Collected data entries:
start
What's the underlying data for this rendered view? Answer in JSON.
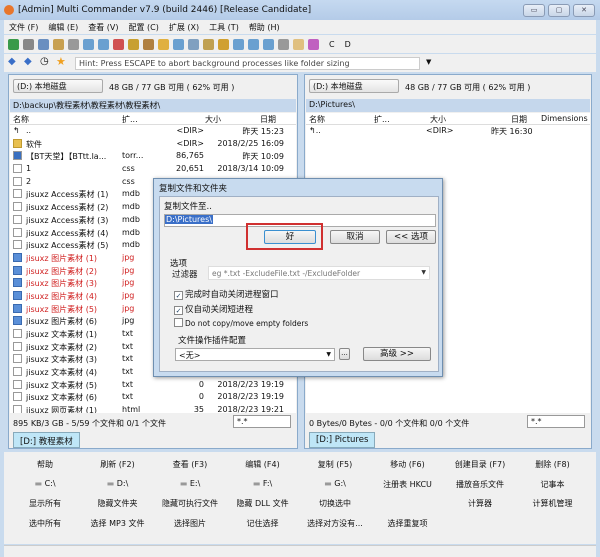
{
  "window": {
    "title": "[Admin] Multi Commander  v7.9 (build 2446) [Release Candidate]",
    "controls": [
      "▭",
      "▢",
      "✕"
    ]
  },
  "menu": [
    "文件 (F)",
    "编辑 (E)",
    "查看 (V)",
    "配置 (C)",
    "扩展 (X)",
    "工具 (T)",
    "帮助 (H)"
  ],
  "toolbar": {
    "drive_c": "C",
    "drive_d": "D"
  },
  "hint": "Hint: Press ESCAPE to abort background processes like folder sizing",
  "left": {
    "drive": "(D:) 本地磁盘",
    "free": "48 GB / 77 GB 可用 ( 62% 可用 )",
    "path": "D:\\backup\\教程素材\\教程素材\\教程素材\\",
    "columns": [
      "名称",
      "扩...",
      "大小",
      "日期"
    ],
    "rows": [
      {
        "name": "..",
        "ext": "",
        "size": "<DIR>",
        "date": "昨天 15:23",
        "icon": "up",
        "red": false
      },
      {
        "name": "软件",
        "ext": "",
        "size": "<DIR>",
        "date": "2018/2/25 16:09",
        "icon": "dir",
        "red": false
      },
      {
        "name": "【BT天堂】【BTtt.la...",
        "ext": "torr...",
        "size": "86,765",
        "date": "昨天 10:09",
        "icon": "bt",
        "red": false
      },
      {
        "name": "1",
        "ext": "css",
        "size": "20,651",
        "date": "2018/3/14 10:09",
        "icon": "file",
        "red": false
      },
      {
        "name": "2",
        "ext": "css",
        "size": "",
        "date": "",
        "icon": "file",
        "red": false
      },
      {
        "name": "jisuxz Access素材 (1)",
        "ext": "mdb",
        "size": "",
        "date": "",
        "icon": "file",
        "red": false
      },
      {
        "name": "jisuxz Access素材 (2)",
        "ext": "mdb",
        "size": "",
        "date": "",
        "icon": "file",
        "red": false
      },
      {
        "name": "jisuxz Access素材 (3)",
        "ext": "mdb",
        "size": "",
        "date": "",
        "icon": "file",
        "red": false
      },
      {
        "name": "jisuxz Access素材 (4)",
        "ext": "mdb",
        "size": "",
        "date": "",
        "icon": "file",
        "red": false
      },
      {
        "name": "jisuxz Access素材 (5)",
        "ext": "mdb",
        "size": "",
        "date": "",
        "icon": "file",
        "red": false
      },
      {
        "name": "jisuxz 图片素材 (1)",
        "ext": "jpg",
        "size": "",
        "date": "",
        "icon": "jpg",
        "red": true
      },
      {
        "name": "jisuxz 图片素材 (2)",
        "ext": "jpg",
        "size": "",
        "date": "",
        "icon": "jpg",
        "red": true
      },
      {
        "name": "jisuxz 图片素材 (3)",
        "ext": "jpg",
        "size": "",
        "date": "",
        "icon": "jpg",
        "red": true
      },
      {
        "name": "jisuxz 图片素材 (4)",
        "ext": "jpg",
        "size": "",
        "date": "",
        "icon": "jpg",
        "red": true
      },
      {
        "name": "jisuxz 图片素材 (5)",
        "ext": "jpg",
        "size": "",
        "date": "",
        "icon": "jpg",
        "red": true
      },
      {
        "name": "jisuxz 图片素材 (6)",
        "ext": "jpg",
        "size": "",
        "date": "",
        "icon": "jpg",
        "red": false
      },
      {
        "name": "jisuxz 文本素材 (1)",
        "ext": "txt",
        "size": "",
        "date": "",
        "icon": "file",
        "red": false
      },
      {
        "name": "jisuxz 文本素材 (2)",
        "ext": "txt",
        "size": "",
        "date": "",
        "icon": "file",
        "red": false
      },
      {
        "name": "jisuxz 文本素材 (3)",
        "ext": "txt",
        "size": "",
        "date": "",
        "icon": "file",
        "red": false
      },
      {
        "name": "jisuxz 文本素材 (4)",
        "ext": "txt",
        "size": "",
        "date": "",
        "icon": "file",
        "red": false
      },
      {
        "name": "jisuxz 文本素材 (5)",
        "ext": "txt",
        "size": "0",
        "date": "2018/2/23 19:19",
        "icon": "file",
        "red": false
      },
      {
        "name": "jisuxz 文本素材 (6)",
        "ext": "txt",
        "size": "0",
        "date": "2018/2/23 19:19",
        "icon": "file",
        "red": false
      },
      {
        "name": "jisuxz 网页素材 (1)",
        "ext": "html",
        "size": "35",
        "date": "2018/2/23 19:21",
        "icon": "file",
        "red": false
      }
    ],
    "status": "895 KB/3 GB - 5/59 个文件和 0/1 个文件",
    "filter": "*.*",
    "tab": "[D:] 教程素材"
  },
  "right": {
    "drive": "(D:) 本地磁盘",
    "free": "48 GB / 77 GB 可用 ( 62% 可用 )",
    "path": "D:\\Pictures\\",
    "columns": [
      "名称",
      "扩...",
      "大小",
      "日期",
      "Dimensions"
    ],
    "rows": [
      {
        "name": "..",
        "ext": "",
        "size": "<DIR>",
        "date": "昨天 16:30"
      }
    ],
    "status": "0 Bytes/0 Bytes - 0/0 个文件和 0/0 个文件",
    "filter": "*.*",
    "tab": "[D:] Pictures"
  },
  "dialog": {
    "title": "复制文件和文件夹",
    "label": "复制文件至..",
    "target": "D:\\Pictures\\",
    "ok": "好",
    "cancel": "取消",
    "options_btn": "<< 选项",
    "options_title": "选项",
    "filter_label": "过滤器",
    "filter_placeholder": "eg *.txt -ExcludeFile.txt -/ExcludeFolder",
    "checkboxes": [
      {
        "label": "完成时自动关闭进程窗口",
        "checked": true
      },
      {
        "label": "仅自动关闭短进程",
        "checked": true
      },
      {
        "label": "Do not copy/move empty folders",
        "checked": false
      }
    ],
    "plugin_label": "文件操作插件配置",
    "plugin_value": "<无>",
    "browse": "...",
    "advanced": "高级 >>"
  },
  "buttons": [
    [
      "帮助",
      "刷新 (F2)",
      "查看 (F3)",
      "编辑 (F4)",
      "复制 (F5)",
      "移动 (F6)",
      "创建目录 (F7)",
      "删除 (F8)"
    ],
    [
      "C:\\",
      "D:\\",
      "E:\\",
      "F:\\",
      "G:\\",
      "注册表 HKCU",
      "播放音乐文件",
      "记事本"
    ],
    [
      "显示所有",
      "隐藏文件夹",
      "隐藏可执行文件",
      "隐藏 DLL 文件",
      "切换选中",
      "",
      "计算器",
      "计算机管理"
    ],
    [
      "选中所有",
      "选择 MP3 文件",
      "选择图片",
      "记住选择",
      "选择对方没有...",
      "选择重复项",
      "",
      ""
    ]
  ],
  "colors": {
    "highlight_box": "#d03030",
    "selection": "#3a6fc8",
    "red_file": "#d02020"
  }
}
end
Task: Reproduce the data word for word, excluding its pictures.

Expected answer:
What's the underlying data for this rendered view? Answer in JSON.
{
  "window": {
    "title": "[Admin] Multi Commander  v7.9 (build 2446) [Release Candidate]",
    "controls": [
      "▭",
      "▢",
      "✕"
    ]
  },
  "menu": [
    "文件 (F)",
    "编辑 (E)",
    "查看 (V)",
    "配置 (C)",
    "扩展 (X)",
    "工具 (T)",
    "帮助 (H)"
  ],
  "toolbar": {
    "drive_c": "C",
    "drive_d": "D"
  },
  "hint": "Hint: Press ESCAPE to abort background processes like folder sizing",
  "left": {
    "drive": "(D:) 本地磁盘",
    "free": "48 GB / 77 GB 可用 ( 62% 可用 )",
    "path": "D:\\backup\\教程素材\\教程素材\\教程素材\\",
    "columns": [
      "名称",
      "扩...",
      "大小",
      "日期"
    ],
    "rows": [
      {
        "name": "..",
        "ext": "",
        "size": "<DIR>",
        "date": "昨天 15:23",
        "icon": "up",
        "red": false
      },
      {
        "name": "软件",
        "ext": "",
        "size": "<DIR>",
        "date": "2018/2/25 16:09",
        "icon": "dir",
        "red": false
      },
      {
        "name": "【BT天堂】【BTtt.la...",
        "ext": "torr...",
        "size": "86,765",
        "date": "昨天 10:09",
        "icon": "bt",
        "red": false
      },
      {
        "name": "1",
        "ext": "css",
        "size": "20,651",
        "date": "2018/3/14 10:09",
        "icon": "file",
        "red": false
      },
      {
        "name": "2",
        "ext": "css",
        "size": "",
        "date": "",
        "icon": "file",
        "red": false
      },
      {
        "name": "jisuxz Access素材 (1)",
        "ext": "mdb",
        "size": "",
        "date": "",
        "icon": "file",
        "red": false
      },
      {
        "name": "jisuxz Access素材 (2)",
        "ext": "mdb",
        "size": "",
        "date": "",
        "icon": "file",
        "red": false
      },
      {
        "name": "jisuxz Access素材 (3)",
        "ext": "mdb",
        "size": "",
        "date": "",
        "icon": "file",
        "red": false
      },
      {
        "name": "jisuxz Access素材 (4)",
        "ext": "mdb",
        "size": "",
        "date": "",
        "icon": "file",
        "red": false
      },
      {
        "name": "jisuxz Access素材 (5)",
        "ext": "mdb",
        "size": "",
        "date": "",
        "icon": "file",
        "red": false
      },
      {
        "name": "jisuxz 图片素材 (1)",
        "ext": "jpg",
        "size": "",
        "date": "",
        "icon": "jpg",
        "red": true
      },
      {
        "name": "jisuxz 图片素材 (2)",
        "ext": "jpg",
        "size": "",
        "date": "",
        "icon": "jpg",
        "red": true
      },
      {
        "name": "jisuxz 图片素材 (3)",
        "ext": "jpg",
        "size": "",
        "date": "",
        "icon": "jpg",
        "red": true
      },
      {
        "name": "jisuxz 图片素材 (4)",
        "ext": "jpg",
        "size": "",
        "date": "",
        "icon": "jpg",
        "red": true
      },
      {
        "name": "jisuxz 图片素材 (5)",
        "ext": "jpg",
        "size": "",
        "date": "",
        "icon": "jpg",
        "red": true
      },
      {
        "name": "jisuxz 图片素材 (6)",
        "ext": "jpg",
        "size": "",
        "date": "",
        "icon": "jpg",
        "red": false
      },
      {
        "name": "jisuxz 文本素材 (1)",
        "ext": "txt",
        "size": "",
        "date": "",
        "icon": "file",
        "red": false
      },
      {
        "name": "jisuxz 文本素材 (2)",
        "ext": "txt",
        "size": "",
        "date": "",
        "icon": "file",
        "red": false
      },
      {
        "name": "jisuxz 文本素材 (3)",
        "ext": "txt",
        "size": "",
        "date": "",
        "icon": "file",
        "red": false
      },
      {
        "name": "jisuxz 文本素材 (4)",
        "ext": "txt",
        "size": "",
        "date": "",
        "icon": "file",
        "red": false
      },
      {
        "name": "jisuxz 文本素材 (5)",
        "ext": "txt",
        "size": "0",
        "date": "2018/2/23 19:19",
        "icon": "file",
        "red": false
      },
      {
        "name": "jisuxz 文本素材 (6)",
        "ext": "txt",
        "size": "0",
        "date": "2018/2/23 19:19",
        "icon": "file",
        "red": false
      },
      {
        "name": "jisuxz 网页素材 (1)",
        "ext": "html",
        "size": "35",
        "date": "2018/2/23 19:21",
        "icon": "file",
        "red": false
      }
    ],
    "status": "895 KB/3 GB - 5/59 个文件和 0/1 个文件",
    "filter": "*.*",
    "tab": "[D:] 教程素材"
  },
  "right": {
    "drive": "(D:) 本地磁盘",
    "free": "48 GB / 77 GB 可用 ( 62% 可用 )",
    "path": "D:\\Pictures\\",
    "columns": [
      "名称",
      "扩...",
      "大小",
      "日期",
      "Dimensions"
    ],
    "rows": [
      {
        "name": "..",
        "ext": "",
        "size": "<DIR>",
        "date": "昨天 16:30"
      }
    ],
    "status": "0 Bytes/0 Bytes - 0/0 个文件和 0/0 个文件",
    "filter": "*.*",
    "tab": "[D:] Pictures"
  },
  "dialog": {
    "title": "复制文件和文件夹",
    "label": "复制文件至..",
    "target": "D:\\Pictures\\",
    "ok": "好",
    "cancel": "取消",
    "options_btn": "<< 选项",
    "options_title": "选项",
    "filter_label": "过滤器",
    "filter_placeholder": "eg *.txt -ExcludeFile.txt -/ExcludeFolder",
    "checkboxes": [
      {
        "label": "完成时自动关闭进程窗口",
        "checked": true
      },
      {
        "label": "仅自动关闭短进程",
        "checked": true
      },
      {
        "label": "Do not copy/move empty folders",
        "checked": false
      }
    ],
    "plugin_label": "文件操作插件配置",
    "plugin_value": "<无>",
    "browse": "...",
    "advanced": "高级 >>"
  },
  "buttons": [
    [
      "帮助",
      "刷新 (F2)",
      "查看 (F3)",
      "编辑 (F4)",
      "复制 (F5)",
      "移动 (F6)",
      "创建目录 (F7)",
      "删除 (F8)"
    ],
    [
      "C:\\",
      "D:\\",
      "E:\\",
      "F:\\",
      "G:\\",
      "注册表 HKCU",
      "播放音乐文件",
      "记事本"
    ],
    [
      "显示所有",
      "隐藏文件夹",
      "隐藏可执行文件",
      "隐藏 DLL 文件",
      "切换选中",
      "",
      "计算器",
      "计算机管理"
    ],
    [
      "选中所有",
      "选择 MP3 文件",
      "选择图片",
      "记住选择",
      "选择对方没有...",
      "选择重复项",
      "",
      ""
    ]
  ],
  "colors": {
    "highlight_box": "#d03030",
    "selection": "#3a6fc8",
    "red_file": "#d02020"
  }
}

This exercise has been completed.